**What you will do**
Return the whole listing exactly as it stands.

[Begin Rows]

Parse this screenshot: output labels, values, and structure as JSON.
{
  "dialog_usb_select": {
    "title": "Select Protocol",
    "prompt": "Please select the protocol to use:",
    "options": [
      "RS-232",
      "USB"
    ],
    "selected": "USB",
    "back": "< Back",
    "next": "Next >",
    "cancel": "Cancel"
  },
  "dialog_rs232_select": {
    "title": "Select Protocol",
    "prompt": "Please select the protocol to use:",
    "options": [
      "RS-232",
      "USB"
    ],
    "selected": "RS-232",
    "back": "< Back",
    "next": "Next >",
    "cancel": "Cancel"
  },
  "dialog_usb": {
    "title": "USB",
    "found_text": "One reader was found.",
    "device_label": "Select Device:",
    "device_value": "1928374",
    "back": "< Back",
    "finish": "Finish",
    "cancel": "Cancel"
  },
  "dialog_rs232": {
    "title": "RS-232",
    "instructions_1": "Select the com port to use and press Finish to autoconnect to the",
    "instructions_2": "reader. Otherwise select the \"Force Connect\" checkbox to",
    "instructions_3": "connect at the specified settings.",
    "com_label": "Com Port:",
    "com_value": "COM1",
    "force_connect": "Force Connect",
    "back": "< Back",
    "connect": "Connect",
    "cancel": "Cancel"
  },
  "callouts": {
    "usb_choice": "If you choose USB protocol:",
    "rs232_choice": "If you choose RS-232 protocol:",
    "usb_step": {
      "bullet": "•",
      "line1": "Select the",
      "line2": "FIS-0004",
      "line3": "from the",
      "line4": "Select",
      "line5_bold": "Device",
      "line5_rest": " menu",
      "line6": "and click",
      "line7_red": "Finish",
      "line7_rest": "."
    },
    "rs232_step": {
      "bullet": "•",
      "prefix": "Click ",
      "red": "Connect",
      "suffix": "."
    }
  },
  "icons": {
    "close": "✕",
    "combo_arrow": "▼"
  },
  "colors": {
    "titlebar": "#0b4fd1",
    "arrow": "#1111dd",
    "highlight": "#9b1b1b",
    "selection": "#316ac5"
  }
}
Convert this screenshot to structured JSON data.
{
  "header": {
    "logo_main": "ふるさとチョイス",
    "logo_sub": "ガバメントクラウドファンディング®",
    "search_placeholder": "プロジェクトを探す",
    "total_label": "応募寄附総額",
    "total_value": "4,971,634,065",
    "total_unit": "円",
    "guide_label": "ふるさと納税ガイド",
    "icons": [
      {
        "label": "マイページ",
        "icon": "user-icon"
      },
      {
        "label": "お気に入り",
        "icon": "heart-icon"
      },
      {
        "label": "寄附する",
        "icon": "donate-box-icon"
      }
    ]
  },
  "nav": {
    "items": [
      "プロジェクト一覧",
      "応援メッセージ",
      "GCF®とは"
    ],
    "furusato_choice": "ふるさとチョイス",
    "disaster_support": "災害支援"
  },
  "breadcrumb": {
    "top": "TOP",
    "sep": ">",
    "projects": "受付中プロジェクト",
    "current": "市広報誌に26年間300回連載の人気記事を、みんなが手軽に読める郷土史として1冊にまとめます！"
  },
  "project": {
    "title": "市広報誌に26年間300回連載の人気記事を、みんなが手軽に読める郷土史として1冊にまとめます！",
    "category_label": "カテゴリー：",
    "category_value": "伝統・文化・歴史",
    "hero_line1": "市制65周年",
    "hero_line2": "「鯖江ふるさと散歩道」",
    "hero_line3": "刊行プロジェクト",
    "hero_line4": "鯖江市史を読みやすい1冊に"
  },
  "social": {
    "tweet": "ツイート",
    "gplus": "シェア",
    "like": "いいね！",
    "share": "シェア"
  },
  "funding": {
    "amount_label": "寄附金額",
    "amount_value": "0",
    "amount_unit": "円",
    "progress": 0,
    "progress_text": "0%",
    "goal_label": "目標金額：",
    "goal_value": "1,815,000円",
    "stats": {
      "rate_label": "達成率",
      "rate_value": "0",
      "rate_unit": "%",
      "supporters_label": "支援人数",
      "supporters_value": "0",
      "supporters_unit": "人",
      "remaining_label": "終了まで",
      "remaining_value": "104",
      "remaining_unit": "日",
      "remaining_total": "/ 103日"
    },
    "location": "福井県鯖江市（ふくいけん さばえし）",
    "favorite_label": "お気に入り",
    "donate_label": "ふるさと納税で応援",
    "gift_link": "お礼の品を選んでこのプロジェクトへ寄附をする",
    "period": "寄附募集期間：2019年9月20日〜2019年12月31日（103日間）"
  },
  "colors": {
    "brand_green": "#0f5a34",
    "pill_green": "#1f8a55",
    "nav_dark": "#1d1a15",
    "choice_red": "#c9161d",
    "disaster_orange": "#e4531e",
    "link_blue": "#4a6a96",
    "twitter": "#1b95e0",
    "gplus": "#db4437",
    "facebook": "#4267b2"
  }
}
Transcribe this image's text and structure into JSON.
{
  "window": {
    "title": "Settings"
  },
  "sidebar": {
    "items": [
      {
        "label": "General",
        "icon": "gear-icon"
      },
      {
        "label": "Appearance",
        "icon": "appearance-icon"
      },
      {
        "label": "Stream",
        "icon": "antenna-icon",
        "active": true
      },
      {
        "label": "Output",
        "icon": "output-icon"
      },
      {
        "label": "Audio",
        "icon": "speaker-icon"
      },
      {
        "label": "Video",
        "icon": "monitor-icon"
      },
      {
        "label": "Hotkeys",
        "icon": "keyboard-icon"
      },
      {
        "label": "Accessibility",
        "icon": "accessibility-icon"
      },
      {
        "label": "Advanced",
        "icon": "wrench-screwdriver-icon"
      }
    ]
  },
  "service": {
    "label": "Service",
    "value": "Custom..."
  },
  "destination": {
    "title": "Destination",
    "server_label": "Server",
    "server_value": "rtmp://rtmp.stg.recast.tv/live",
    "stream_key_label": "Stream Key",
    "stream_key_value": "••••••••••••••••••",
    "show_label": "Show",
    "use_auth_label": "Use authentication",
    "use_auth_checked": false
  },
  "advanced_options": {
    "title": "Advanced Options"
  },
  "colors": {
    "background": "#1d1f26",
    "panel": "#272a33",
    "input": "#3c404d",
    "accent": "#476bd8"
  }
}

[End Rows]

**Response to the task**
Parse this screenshot: output labels, values, and structure as JSON.
{
  "dialog_usb_select": {
    "title": "Select Protocol",
    "prompt": "Please select the protocol to use:",
    "options": [
      "RS-232",
      "USB"
    ],
    "selected": "USB",
    "back": "< Back",
    "next": "Next >",
    "cancel": "Cancel"
  },
  "dialog_rs232_select": {
    "title": "Select Protocol",
    "prompt": "Please select the protocol to use:",
    "options": [
      "RS-232",
      "USB"
    ],
    "selected": "RS-232",
    "back": "< Back",
    "next": "Next >",
    "cancel": "Cancel"
  },
  "dialog_usb": {
    "title": "USB",
    "found_text": "One reader was found.",
    "device_label": "Select Device:",
    "device_value": "1928374",
    "back": "< Back",
    "finish": "Finish",
    "cancel": "Cancel"
  },
  "dialog_rs232": {
    "title": "RS-232",
    "instructions_1": "Select the com port to use and press Finish to autoconnect to the",
    "instructions_2": "reader. Otherwise select the \"Force Connect\" checkbox to",
    "instructions_3": "connect at the specified settings.",
    "com_label": "Com Port:",
    "com_value": "COM1",
    "force_connect": "Force Connect",
    "back": "< Back",
    "connect": "Connect",
    "cancel": "Cancel"
  },
  "callouts": {
    "usb_choice": "If you choose USB protocol:",
    "rs232_choice": "If you choose RS-232 protocol:",
    "usb_step": {
      "bullet": "•",
      "line1": "Select the",
      "line2": "FIS-0004",
      "line3": "from the",
      "line4": "Select",
      "line5_bold": "Device",
      "line5_rest": " menu",
      "line6": "and click",
      "line7_red": "Finish",
      "line7_rest": "."
    },
    "rs232_step": {
      "bullet": "•",
      "prefix": "Click ",
      "red": "Connect",
      "suffix": "."
    }
  },
  "icons": {
    "close": "✕",
    "combo_arrow": "▼"
  },
  "colors": {
    "titlebar": "#0b4fd1",
    "arrow": "#1111dd",
    "highlight": "#9b1b1b",
    "selection": "#316ac5"
  }
}
Convert this screenshot to structured JSON data.
{
  "header": {
    "logo_main": "ふるさとチョイス",
    "logo_sub": "ガバメントクラウドファンディング®",
    "search_placeholder": "プロジェクトを探す",
    "total_label": "応募寄附総額",
    "total_value": "4,971,634,065",
    "total_unit": "円",
    "guide_label": "ふるさと納税ガイド",
    "icons": [
      {
        "label": "マイページ",
        "icon": "user-icon"
      },
      {
        "label": "お気に入り",
        "icon": "heart-icon"
      },
      {
        "label": "寄附する",
        "icon": "donate-box-icon"
      }
    ]
  },
  "nav": {
    "items": [
      "プロジェクト一覧",
      "応援メッセージ",
      "GCF®とは"
    ],
    "furusato_choice": "ふるさとチョイス",
    "disaster_support": "災害支援"
  },
  "breadcrumb": {
    "top": "TOP",
    "sep": ">",
    "projects": "受付中プロジェクト",
    "current": "市広報誌に26年間300回連載の人気記事を、みんなが手軽に読める郷土史として1冊にまとめます！"
  },
  "project": {
    "title": "市広報誌に26年間300回連載の人気記事を、みんなが手軽に読める郷土史として1冊にまとめます！",
    "category_label": "カテゴリー：",
    "category_value": "伝統・文化・歴史",
    "hero_line1": "市制65周年",
    "hero_line2": "「鯖江ふるさと散歩道」",
    "hero_line3": "刊行プロジェクト",
    "hero_line4": "鯖江市史を読みやすい1冊に"
  },
  "social": {
    "tweet": "ツイート",
    "gplus": "シェア",
    "like": "いいね！",
    "share": "シェア"
  },
  "funding": {
    "amount_label": "寄附金額",
    "amount_value": "0",
    "amount_unit": "円",
    "progress": 0,
    "progress_text": "0%",
    "goal_label": "目標金額：",
    "goal_value": "1,815,000円",
    "stats": {
      "rate_label": "達成率",
      "rate_value": "0",
      "rate_unit": "%",
      "supporters_label": "支援人数",
      "supporters_value": "0",
      "supporters_unit": "人",
      "remaining_label": "終了まで",
      "remaining_value": "104",
      "remaining_unit": "日",
      "remaining_total": "/ 103日"
    },
    "location": "福井県鯖江市（ふくいけん さばえし）",
    "favorite_label": "お気に入り",
    "donate_label": "ふるさと納税で応援",
    "gift_link": "お礼の品を選んでこのプロジェクトへ寄附をする",
    "period": "寄附募集期間：2019年9月20日〜2019年12月31日（103日間）"
  },
  "colors": {
    "brand_green": "#0f5a34",
    "pill_green": "#1f8a55",
    "nav_dark": "#1d1a15",
    "choice_red": "#c9161d",
    "disaster_orange": "#e4531e",
    "link_blue": "#4a6a96",
    "twitter": "#1b95e0",
    "gplus": "#db4437",
    "facebook": "#4267b2"
  }
}
Transcribe this image's text and structure into JSON.
{
  "window": {
    "title": "Settings"
  },
  "sidebar": {
    "items": [
      {
        "label": "General",
        "icon": "gear-icon"
      },
      {
        "label": "Appearance",
        "icon": "appearance-icon"
      },
      {
        "label": "Stream",
        "icon": "antenna-icon",
        "active": true
      },
      {
        "label": "Output",
        "icon": "output-icon"
      },
      {
        "label": "Audio",
        "icon": "speaker-icon"
      },
      {
        "label": "Video",
        "icon": "monitor-icon"
      },
      {
        "label": "Hotkeys",
        "icon": "keyboard-icon"
      },
      {
        "label": "Accessibility",
        "icon": "accessibility-icon"
      },
      {
        "label": "Advanced",
        "icon": "wrench-screwdriver-icon"
      }
    ]
  },
  "service": {
    "label": "Service",
    "value": "Custom..."
  },
  "destination": {
    "title": "Destination",
    "server_label": "Server",
    "server_value": "rtmp://rtmp.stg.recast.tv/live",
    "stream_key_label": "Stream Key",
    "stream_key_value": "••••••••••••••••••",
    "show_label": "Show",
    "use_auth_label": "Use authentication",
    "use_auth_checked": false
  },
  "advanced_options": {
    "title": "Advanced Options"
  },
  "colors": {
    "background": "#1d1f26",
    "panel": "#272a33",
    "input": "#3c404d",
    "accent": "#476bd8"
  }
}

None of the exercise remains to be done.